- Exercise
Keep only the lines where "cycles" appears.

Data items
+===+
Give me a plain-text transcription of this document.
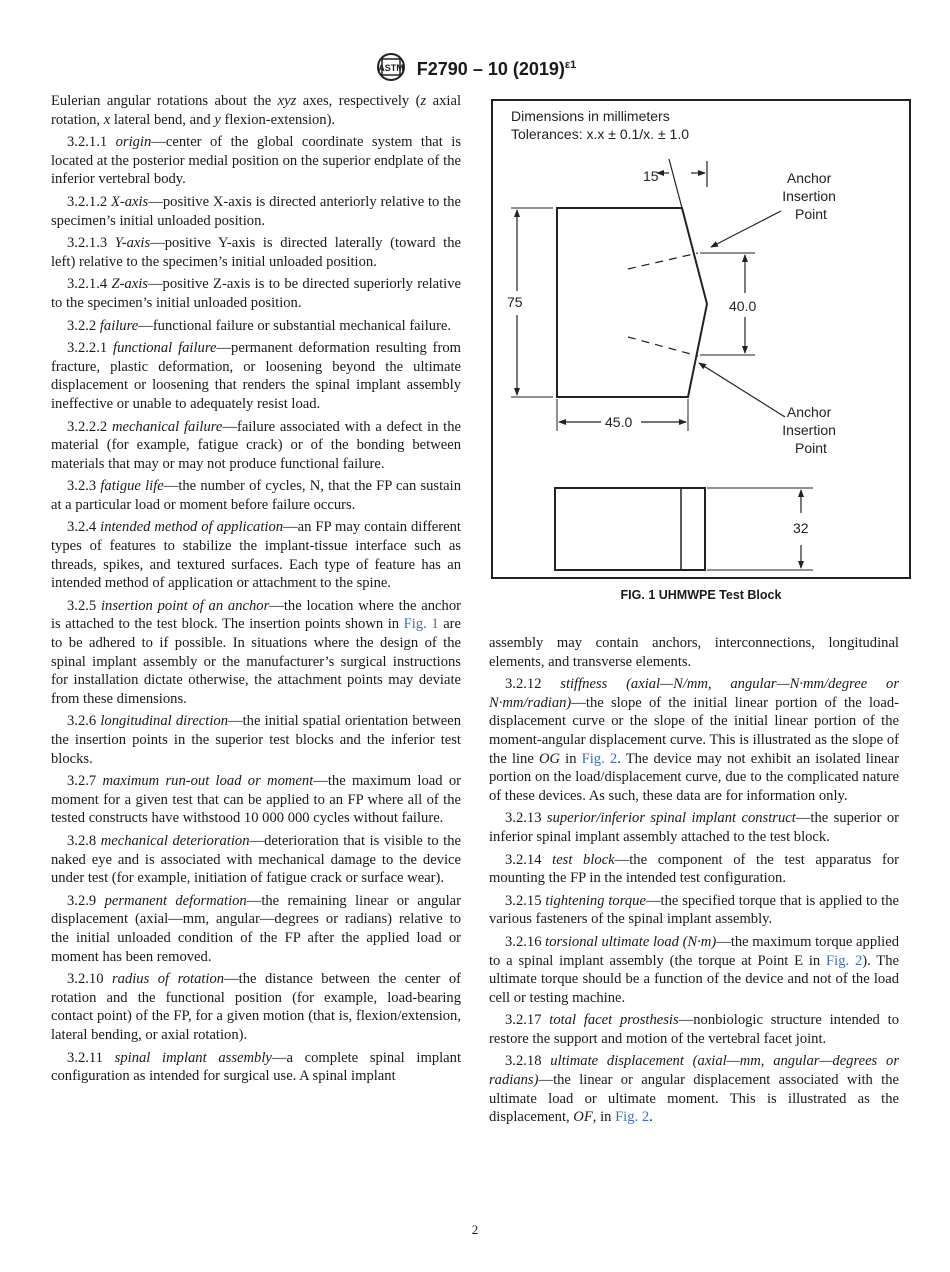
ASTM F2790 – 10 $(2019)^{\varepsilon 1}$

Eulerian angular rotations about the xyz axes, respectively (z axial rotation, x lateral bend, and y flexion-extension).

3.2.1.1 origin—center of the global coordinate system that is located at the posterior medial position on the superior endplate of the inferior vertebral body.

3.2.1.2 X-axis—positive X-axis is directed anteriorly relative to the specimen’s initial unloaded position.

3.2.1.3 Y-axis—positive Y-axis is directed laterally (toward the left) relative to the specimen’s initial unloaded position.

3.2.1.4 Z-axis—positive Z-axis is to be directed superiorly relative to the specimen’s initial unloaded position.

3.2.2 failure—functional failure or substantial mechanical failure.

3.2.2.1 functional failure—permanent deformation resulting from fracture, plastic deformation, or loosening beyond the ultimate displacement or loosening that renders the spinal implant assembly ineffective or unable to adequately resist load.

3.2.2.2 mechanical failure—failure associated with a defect in the material (for example, fatigue crack) or of the bonding between materials that may or may not produce functional failure.

3.2.3 fatigue life—the number of cycles, N, that the FP can sustain at a particular load or moment before failure occurs.

3.2.4 intended method of application—an FP may contain different types of features to stabilize the implant-tissue interface such as threads, spikes, and textured surfaces. Each type of feature has an intended method of application or attachment to the spine.

3.2.5 insertion point of an anchor—the location where the anchor is attached to the test block. The insertion points shown in Fig. 1 are to be adhered to if possible. In situations where the design of the spinal implant assembly or the manufacturer’s surgical instructions for installation dictate otherwise, the attachment points may deviate from these dimensions.

3.2.6 longitudinal direction—the initial spatial orientation between the insertion points in the superior test blocks and the inferior test blocks.

3.2.7 maximum run-out load or moment—the maximum load or moment for a given test that can be applied to an FP where all of the tested constructs have withstood 10 000 000 cycles without failure.

3.2.8 mechanical deterioration—deterioration that is visible to the naked eye and is associated with mechanical damage to the device under test (for example, initiation of fatigue crack or surface wear).

3.2.9 permanent deformation—the remaining linear or angular displacement (axial—mm, angular—degrees or radians) relative to the initial unloaded condition of the FP after the applied load or moment has been removed.

3.2.10 radius of rotation—the distance between the center of rotation and the functional position (for example, load-bearing contact point) of the FP, for a given motion (that is, flexion/extension, lateral bending, or axial rotation).

3.2.11 spinal implant assembly—a complete spinal implant configuration as intended for surgical use. A spinal implant

Dimensions in millimeters
Tolerances: x.x ± 0.1/x. ± 1.0
15
75	40.0
45.0
Anchor Insertion Point
Anchor Insertion Point
32
FIG. 1 UHMWPE Test Block

assembly may contain anchors, interconnections, longitudinal elements, and transverse elements.

3.2.12 stiffness (axial—N/mm, angular—N·mm/degree or N·mm/radian)—the slope of the initial linear portion of the load-displacement curve or the slope of the initial linear portion of the moment-angular displacement curve. This is illustrated as the slope of the line OG in Fig. 2. The device may not exhibit an isolated linear portion on the load/displacement curve, due to the complicated nature of these devices. As such, these data are for information only.

3.2.13 superior/inferior spinal implant construct—the superior or inferior spinal implant assembly attached to the test block.

3.2.14 test block—the component of the test apparatus for mounting the FP in the intended test configuration.

3.2.15 tightening torque—the specified torque that is applied to the various fasteners of the spinal implant assembly.

3.2.16 torsional ultimate load (N·m)—the maximum torque applied to a spinal implant assembly (the torque at Point E in Fig. 2). The ultimate torque should be a function of the device and not of the load cell or testing machine.

3.2.17 total facet prosthesis—nonbiologic structure intended to restore the support and motion of the vertebral facet joint.

3.2.18 ultimate displacement (axial—mm, angular—degrees or radians)—the linear or angular displacement associated with the ultimate load or ultimate moment. This is illustrated as the displacement, OF, in Fig. 2.

2
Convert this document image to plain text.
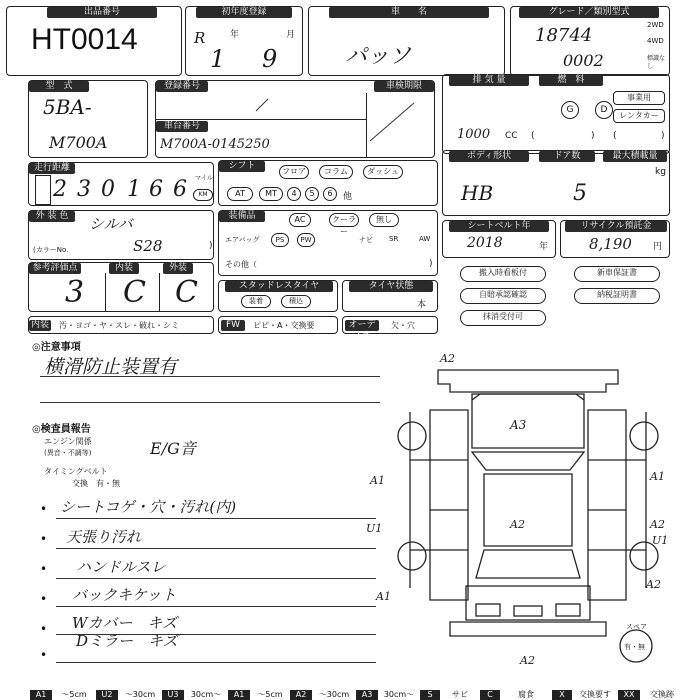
出品番号
HT0014
初年度登録
R	年	月
1 9
車　　名
パッソ
グレード／類別型式
18744
0002
2WD
4WD
標識なし
型　式
5BA-
M700A
登録番号	車検期限
車台番号
M700A-0145250
排 気 量	燃　料
G	D
事業用
レンタカー
1000 CC (	) (	)
走行距離
2 3 0 1 6 6 マイル
KM
シフト
フロア	コラム	ダッシュ
AT	MT	4	5	6	他
ボディ形状	ドア数	最大積載量
HB	5
kg
外 装 色	シルバ
(カラーNo.	S28	)
装備品	AC	クーラー
無し
エアバッグ	PS	PW	ナビ SR	AW
その他（	)
シートベルト年
2018	年
リサイクル預託金
8,190 円
搬入時看板付	新車保証書
自賠承認確認	納税証明書
抹消受付可
参考評価点	内装	外装
3 C C	スタッドレスタイヤ
装着	積込
タイヤ状態
本
内装 汚・ヨゴ・ヤ・スレ・破れ・シミ	FW	ピビ・A・交換要	オーディオ
欠・穴
◎注意事項
横滑防止装置有
◎検査員報告
エンジン関係
(異音・不調等)	E/G音
タイミングベルト
交換　有・無
• シートコゲ・穴・汚れ(内)
• 天張り汚れ
• ハンドルスレ
• バックキケット
• Wカバー　キズ
•
Dミラー　キズ
A2
A3
A1
U1
A1
A1
A2
U1
A2
A2
A2
スペア
有・無
A1	〜5cm	U2	〜30cm	U3	30cm〜	A1	〜5cm	A2	〜30cm	A3	30cm〜	S	サビ	C	腐食	X	交換要す	XX	交換跡
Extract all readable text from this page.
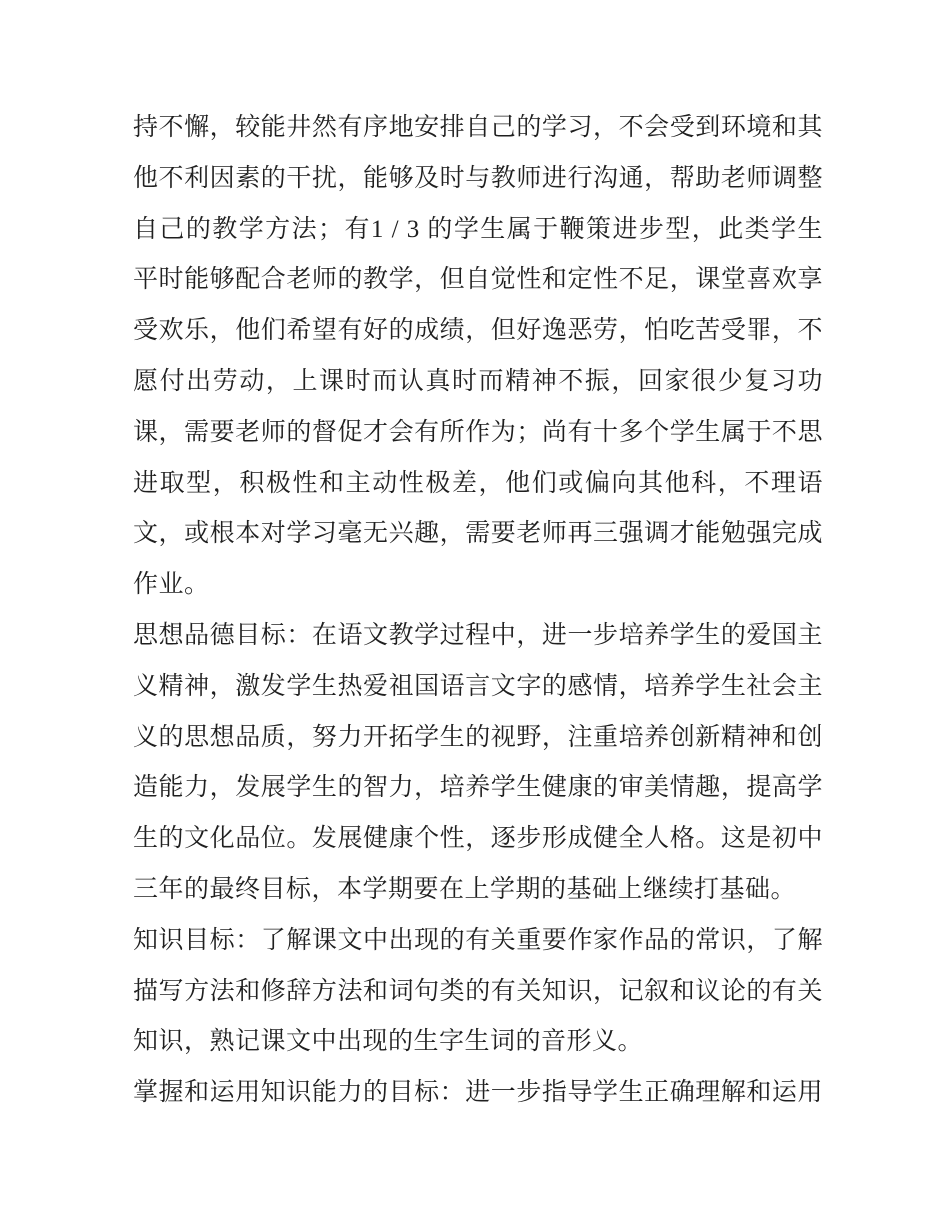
持不懈，较能井然有序地安排自己的学习，不会受到环境和其
他不利因素的干扰，能够及时与教师进行沟通，帮助老师调整
自己的教学方法；有1 / 3 的学生属于鞭策进步型，此类学生
平时能够配合老师的教学，但自觉性和定性不足，课堂喜欢享
受欢乐，他们希望有好的成绩，但好逸恶劳，怕吃苦受罪，不
愿付出劳动，上课时而认真时而精神不振，回家很少复习功
课，需要老师的督促才会有所作为；尚有十多个学生属于不思
进取型，积极性和主动性极差，他们或偏向其他科，不理语
文，或根本对学习毫无兴趣，需要老师再三强调才能勉强完成
作业。
思想品德目标：在语文教学过程中，进一步培养学生的爱国主
义精神，激发学生热爱祖国语言文字的感情，培养学生社会主
义的思想品质，努力开拓学生的视野，注重培养创新精神和创
造能力，发展学生的智力，培养学生健康的审美情趣，提高学
生的文化品位。发展健康个性，逐步形成健全人格。这是初中
三年的最终目标，本学期要在上学期的基础上继续打基础。
知识目标：了解课文中出现的有关重要作家作品的常识，了解
描写方法和修辞方法和词句类的有关知识，记叙和议论的有关
知识，熟记课文中出现的生字生词的音形义。
掌握和运用知识能力的目标：进一步指导学生正确理解和运用
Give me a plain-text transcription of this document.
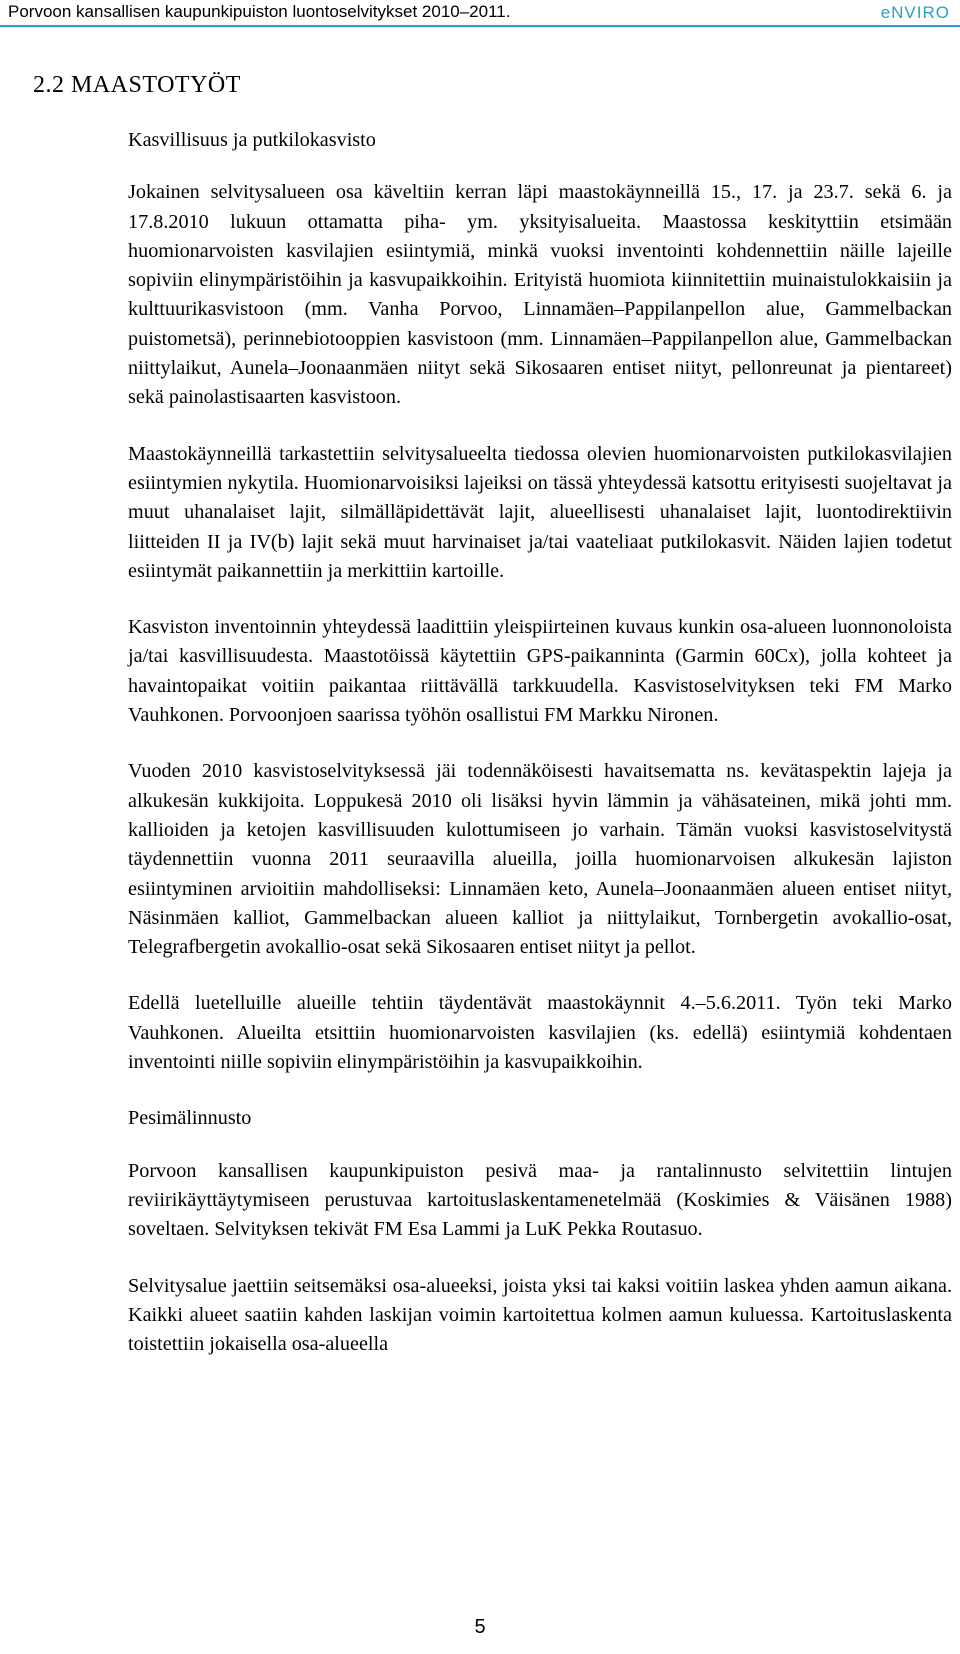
Porvoon kansallisen kaupunkipuiston luontoselvitykset 2010–2011.	eNVIRO
2.2 MAASTOTYÖT
Kasvillisuus ja putkilokasvisto

Jokainen selvitysalueen osa käveltiin kerran läpi maastokäynneillä 15., 17. ja 23.7. sekä 6. ja 17.8.2010 lukuun ottamatta piha- ym. yksityisalueita. Maastossa keskityttiin etsimään huomionarvoisten kasvilajien esiintymiä, minkä vuoksi inventointi kohdennettiin näille lajeille sopiviin elinympäristöihin ja kasvupaikkoihin. Erityistä huomiota kiinnitettiin muinaistulokkaisiin ja kulttuurikasvistoon (mm. Vanha Porvoo, Linnamäen–Pappilanpellon alue, Gammelbackan puistometsä), perinnebiotooppien kasvistoon (mm. Linnamäen–Pappilanpellon alue, Gammelbackan niittylaikut, Aunela–Joonaanmäen niityt sekä Sikosaaren entiset niityt, pellonreunat ja pientareet) sekä painolastisaarten kasvistoon.

Maastokäynneillä tarkastettiin selvitysalueelta tiedossa olevien huomionarvoisten putkilokasvilajien esiintymien nykytila. Huomionarvoisiksi lajeiksi on tässä yhteydessä katsottu erityisesti suojeltavat ja muut uhanalaiset lajit, silmälläpidettävät lajit, alueellisesti uhanalaiset lajit, luontodirektiivin liitteiden II ja IV(b) lajit sekä muut harvinaiset ja/tai vaateliaat putkilokasvit. Näiden lajien todetut esiintymät paikannettiin ja merkittiin kartoille.

Kasviston inventoinnin yhteydessä laadittiin yleispiirteinen kuvaus kunkin osa-alueen luonnonoloista ja/tai kasvillisuudesta. Maastotöissä käytettiin GPS-paikanninta (Garmin 60Cx), jolla kohteet ja havaintopaikat voitiin paikantaa riittävällä tarkkuudella. Kasvistoselvityksen teki FM Marko Vauhkonen. Porvoonjoen saarissa työhön osallistui FM Markku Nironen.

Vuoden 2010 kasvistoselvityksessä jäi todennäköisesti havaitsematta ns. kevätaspektin lajeja ja alkukesän kukkijoita. Loppukesä 2010 oli lisäksi hyvin lämmin ja vähäsateinen, mikä johti mm. kallioiden ja ketojen kasvillisuuden kulottumiseen jo varhain. Tämän vuoksi kasvistoselvitystä täydennettiin vuonna 2011 seuraavilla alueilla, joilla huomionarvoisen alkukesän lajiston esiintyminen arvioitiin mahdolliseksi: Linnamäen keto, Aunela–Joonaanmäen alueen entiset niityt, Näsinmäen kalliot, Gammelbackan alueen kalliot ja niittylaikut, Tornbergetin avokallio-osat, Telegrafbergetin avokallio-osat sekä Sikosaaren entiset niityt ja pellot.

Edellä luetelluille alueille tehtiin täydentävät maastokäynnit 4.–5.6.2011. Työn teki Marko Vauhkonen. Alueilta etsittiin huomionarvoisten kasvilajien (ks. edellä) esiintymiä kohdentaen inventointi niille sopiviin elinympäristöihin ja kasvupaikkoihin.

Pesimälinnusto

Porvoon kansallisen kaupunkipuiston pesivä maa- ja rantalinnusto selvitettiin lintujen reviirikäyttäytymiseen perustuvaa kartoituslaskentamenetelmää (Koskimies & Väisänen 1988) soveltaen. Selvityksen tekivät FM Esa Lammi ja LuK Pekka Routasuo.

Selvitysalue jaettiin seitsemäksi osa-alueeksi, joista yksi tai kaksi voitiin laskea yhden aamun aikana. Kaikki alueet saatiin kahden laskijan voimin kartoitettua kolmen aamun kuluessa. Kartoituslaskenta toistettiin jokaisella osa-alueella

5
+===+
- Result
3.2.3 fatigue life—the number of cycles, N, that the FP can sustain at a particular load or moment before failure occurs.
3.2.7 maximum run-out load or moment—the maximum load or moment for a given test that can be applied to an FP where all of the tested constructs have withstood 10 000 000 cycles without failure.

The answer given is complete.